[BEGIN Entries]

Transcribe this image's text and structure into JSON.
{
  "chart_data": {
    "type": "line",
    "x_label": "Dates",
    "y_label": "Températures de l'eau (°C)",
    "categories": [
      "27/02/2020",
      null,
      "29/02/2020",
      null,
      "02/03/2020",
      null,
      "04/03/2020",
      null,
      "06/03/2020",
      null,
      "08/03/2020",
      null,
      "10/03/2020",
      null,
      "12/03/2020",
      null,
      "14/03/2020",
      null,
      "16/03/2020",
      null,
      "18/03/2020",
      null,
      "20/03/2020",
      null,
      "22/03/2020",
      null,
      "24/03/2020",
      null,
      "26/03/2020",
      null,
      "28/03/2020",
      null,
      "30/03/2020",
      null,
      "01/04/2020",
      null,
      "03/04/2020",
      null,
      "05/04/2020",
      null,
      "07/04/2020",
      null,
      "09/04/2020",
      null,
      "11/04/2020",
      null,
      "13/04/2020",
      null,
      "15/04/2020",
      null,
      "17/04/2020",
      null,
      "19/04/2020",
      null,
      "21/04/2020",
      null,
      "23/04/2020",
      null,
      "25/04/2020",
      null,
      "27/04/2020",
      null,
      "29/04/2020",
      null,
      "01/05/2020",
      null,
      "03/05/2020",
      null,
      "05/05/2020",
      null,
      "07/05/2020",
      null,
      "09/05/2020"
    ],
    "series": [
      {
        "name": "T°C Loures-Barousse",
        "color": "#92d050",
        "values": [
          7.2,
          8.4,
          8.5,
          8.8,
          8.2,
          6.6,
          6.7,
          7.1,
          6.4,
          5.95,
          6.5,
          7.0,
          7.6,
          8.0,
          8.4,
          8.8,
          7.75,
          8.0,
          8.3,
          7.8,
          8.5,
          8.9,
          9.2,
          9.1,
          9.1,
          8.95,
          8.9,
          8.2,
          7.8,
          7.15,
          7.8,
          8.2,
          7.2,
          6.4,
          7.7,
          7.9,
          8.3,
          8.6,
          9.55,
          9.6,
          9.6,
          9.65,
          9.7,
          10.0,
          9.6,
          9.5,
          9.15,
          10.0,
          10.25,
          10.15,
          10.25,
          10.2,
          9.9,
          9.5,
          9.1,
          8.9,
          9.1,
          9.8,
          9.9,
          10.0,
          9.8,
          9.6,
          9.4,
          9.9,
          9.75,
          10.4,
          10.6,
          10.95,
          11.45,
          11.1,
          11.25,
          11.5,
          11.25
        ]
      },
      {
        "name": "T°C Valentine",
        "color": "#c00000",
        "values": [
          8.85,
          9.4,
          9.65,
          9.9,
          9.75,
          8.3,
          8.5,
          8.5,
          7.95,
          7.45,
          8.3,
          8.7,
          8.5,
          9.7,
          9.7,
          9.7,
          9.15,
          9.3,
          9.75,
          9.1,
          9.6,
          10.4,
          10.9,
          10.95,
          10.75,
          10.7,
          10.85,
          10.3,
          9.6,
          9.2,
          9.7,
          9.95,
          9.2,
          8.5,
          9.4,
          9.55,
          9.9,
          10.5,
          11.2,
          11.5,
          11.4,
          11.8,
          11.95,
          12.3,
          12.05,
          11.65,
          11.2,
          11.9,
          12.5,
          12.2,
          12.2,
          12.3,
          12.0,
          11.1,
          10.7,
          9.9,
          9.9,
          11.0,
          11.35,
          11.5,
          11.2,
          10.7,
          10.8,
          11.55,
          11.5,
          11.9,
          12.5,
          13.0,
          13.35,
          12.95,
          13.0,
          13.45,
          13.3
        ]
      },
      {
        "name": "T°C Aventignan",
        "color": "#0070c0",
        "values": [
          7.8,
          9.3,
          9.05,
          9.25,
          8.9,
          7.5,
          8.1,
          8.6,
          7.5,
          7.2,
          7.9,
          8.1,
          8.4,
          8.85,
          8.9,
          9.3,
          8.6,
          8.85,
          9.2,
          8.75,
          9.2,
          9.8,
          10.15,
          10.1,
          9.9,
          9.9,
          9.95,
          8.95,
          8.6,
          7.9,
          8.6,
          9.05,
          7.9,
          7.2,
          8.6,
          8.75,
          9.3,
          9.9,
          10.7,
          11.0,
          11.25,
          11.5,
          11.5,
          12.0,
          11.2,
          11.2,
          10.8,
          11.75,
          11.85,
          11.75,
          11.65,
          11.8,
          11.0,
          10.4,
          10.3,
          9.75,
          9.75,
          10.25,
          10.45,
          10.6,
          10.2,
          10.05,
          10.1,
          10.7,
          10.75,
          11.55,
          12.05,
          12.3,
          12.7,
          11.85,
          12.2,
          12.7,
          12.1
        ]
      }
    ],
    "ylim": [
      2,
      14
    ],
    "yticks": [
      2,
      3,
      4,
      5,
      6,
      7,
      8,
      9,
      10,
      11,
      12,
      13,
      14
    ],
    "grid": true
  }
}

[END Entries]

## Task description
The data above must be returned in full, exactly as written.

## Task output
Transcribe this image's text and structure into JSON.
{
  "chart_data": {
    "type": "line",
    "x_label": "Dates",
    "y_label": "Températures de l'eau (°C)",
    "categories": [
      "27/02/2020",
      null,
      "29/02/2020",
      null,
      "02/03/2020",
      null,
      "04/03/2020",
      null,
      "06/03/2020",
      null,
      "08/03/2020",
      null,
      "10/03/2020",
      null,
      "12/03/2020",
      null,
      "14/03/2020",
      null,
      "16/03/2020",
      null,
      "18/03/2020",
      null,
      "20/03/2020",
      null,
      "22/03/2020",
      null,
      "24/03/2020",
      null,
      "26/03/2020",
      null,
      "28/03/2020",
      null,
      "30/03/2020",
      null,
      "01/04/2020",
      null,
      "03/04/2020",
      null,
      "05/04/2020",
      null,
      "07/04/2020",
      null,
      "09/04/2020",
      null,
      "11/04/2020",
      null,
      "13/04/2020",
      null,
      "15/04/2020",
      null,
      "17/04/2020",
      null,
      "19/04/2020",
      null,
      "21/04/2020",
      null,
      "23/04/2020",
      null,
      "25/04/2020",
      null,
      "27/04/2020",
      null,
      "29/04/2020",
      null,
      "01/05/2020",
      null,
      "03/05/2020",
      null,
      "05/05/2020",
      null,
      "07/05/2020",
      null,
      "09/05/2020"
    ],
    "series": [
      {
        "name": "T°C Loures-Barousse",
        "color": "#92d050",
        "values": [
          7.2,
          8.4,
          8.5,
          8.8,
          8.2,
          6.6,
          6.7,
          7.1,
          6.4,
          5.95,
          6.5,
          7.0,
          7.6,
          8.0,
          8.4,
          8.8,
          7.75,
          8.0,
          8.3,
          7.8,
          8.5,
          8.9,
          9.2,
          9.1,
          9.1,
          8.95,
          8.9,
          8.2,
          7.8,
          7.15,
          7.8,
          8.2,
          7.2,
          6.4,
          7.7,
          7.9,
          8.3,
          8.6,
          9.55,
          9.6,
          9.6,
          9.65,
          9.7,
          10.0,
          9.6,
          9.5,
          9.15,
          10.0,
          10.25,
          10.15,
          10.25,
          10.2,
          9.9,
          9.5,
          9.1,
          8.9,
          9.1,
          9.8,
          9.9,
          10.0,
          9.8,
          9.6,
          9.4,
          9.9,
          9.75,
          10.4,
          10.6,
          10.95,
          11.45,
          11.1,
          11.25,
          11.5,
          11.25
        ]
      },
      {
        "name": "T°C Valentine",
        "color": "#c00000",
        "values": [
          8.85,
          9.4,
          9.65,
          9.9,
          9.75,
          8.3,
          8.5,
          8.5,
          7.95,
          7.45,
          8.3,
          8.7,
          8.5,
          9.7,
          9.7,
          9.7,
          9.15,
          9.3,
          9.75,
          9.1,
          9.6,
          10.4,
          10.9,
          10.95,
          10.75,
          10.7,
          10.85,
          10.3,
          9.6,
          9.2,
          9.7,
          9.95,
          9.2,
          8.5,
          9.4,
          9.55,
          9.9,
          10.5,
          11.2,
          11.5,
          11.4,
          11.8,
          11.95,
          12.3,
          12.05,
          11.65,
          11.2,
          11.9,
          12.5,
          12.2,
          12.2,
          12.3,
          12.0,
          11.1,
          10.7,
          9.9,
          9.9,
          11.0,
          11.35,
          11.5,
          11.2,
          10.7,
          10.8,
          11.55,
          11.5,
          11.9,
          12.5,
          13.0,
          13.35,
          12.95,
          13.0,
          13.45,
          13.3
        ]
      },
      {
        "name": "T°C Aventignan",
        "color": "#0070c0",
        "values": [
          7.8,
          9.3,
          9.05,
          9.25,
          8.9,
          7.5,
          8.1,
          8.6,
          7.5,
          7.2,
          7.9,
          8.1,
          8.4,
          8.85,
          8.9,
          9.3,
          8.6,
          8.85,
          9.2,
          8.75,
          9.2,
          9.8,
          10.15,
          10.1,
          9.9,
          9.9,
          9.95,
          8.95,
          8.6,
          7.9,
          8.6,
          9.05,
          7.9,
          7.2,
          8.6,
          8.75,
          9.3,
          9.9,
          10.7,
          11.0,
          11.25,
          11.5,
          11.5,
          12.0,
          11.2,
          11.2,
          10.8,
          11.75,
          11.85,
          11.75,
          11.65,
          11.8,
          11.0,
          10.4,
          10.3,
          9.75,
          9.75,
          10.25,
          10.45,
          10.6,
          10.2,
          10.05,
          10.1,
          10.7,
          10.75,
          11.55,
          12.05,
          12.3,
          12.7,
          11.85,
          12.2,
          12.7,
          12.1
        ]
      }
    ],
    "ylim": [
      2,
      14
    ],
    "yticks": [
      2,
      3,
      4,
      5,
      6,
      7,
      8,
      9,
      10,
      11,
      12,
      13,
      14
    ],
    "grid": true
  }
}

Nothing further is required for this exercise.